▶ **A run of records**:
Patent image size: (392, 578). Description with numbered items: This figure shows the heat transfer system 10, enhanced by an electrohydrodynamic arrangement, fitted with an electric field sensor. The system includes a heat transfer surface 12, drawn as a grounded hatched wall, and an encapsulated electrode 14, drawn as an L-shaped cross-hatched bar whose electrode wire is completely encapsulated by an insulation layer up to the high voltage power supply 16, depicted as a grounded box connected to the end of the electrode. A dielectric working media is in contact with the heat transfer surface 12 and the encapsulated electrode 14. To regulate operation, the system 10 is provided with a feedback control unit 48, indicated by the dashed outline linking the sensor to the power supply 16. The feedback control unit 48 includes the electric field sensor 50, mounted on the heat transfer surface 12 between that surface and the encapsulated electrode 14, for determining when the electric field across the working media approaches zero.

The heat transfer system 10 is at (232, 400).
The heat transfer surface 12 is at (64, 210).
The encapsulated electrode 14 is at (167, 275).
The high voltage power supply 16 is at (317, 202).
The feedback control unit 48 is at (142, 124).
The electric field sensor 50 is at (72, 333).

▶ **TASK REQUIREMENTS**: Format these rows as a numbered list, leaving out any blank lines.

▶ **EXPECTED ANSWER**:
1. Patent image size: (392, 578). Description with numbered items: This figure shows the heat transfer system 10, enhanced by an electrohydrodynamic arrangement, fitted with an electric field sensor. The system includes a heat transfer surface 12, drawn as a grounded hatched wall, and an encapsulated electrode 14, drawn as an L-shaped cross-hatched bar whose electrode wire is completely encapsulated by an insulation layer up to the high voltage power supply 16, depicted as a grounded box connected to the end of the electrode. A dielectric working media is in contact with the heat transfer surface 12 and the encapsulated electrode 14. To regulate operation, the system 10 is provided with a feedback control unit 48, indicated by the dashed outline linking the sensor to the power supply 16. The feedback control unit 48 includes the electric field sensor 50, mounted on the heat transfer surface 12 between that surface and the encapsulated electrode 14, for determining when the electric field across the working media approaches zero.
2. The heat transfer system 10 is at (232, 400).
3. The heat transfer surface 12 is at (64, 210).
4. The encapsulated electrode 14 is at (167, 275).
5. The high voltage power supply 16 is at (317, 202).
6. The feedback control unit 48 is at (142, 124).
7. The electric field sensor 50 is at (72, 333).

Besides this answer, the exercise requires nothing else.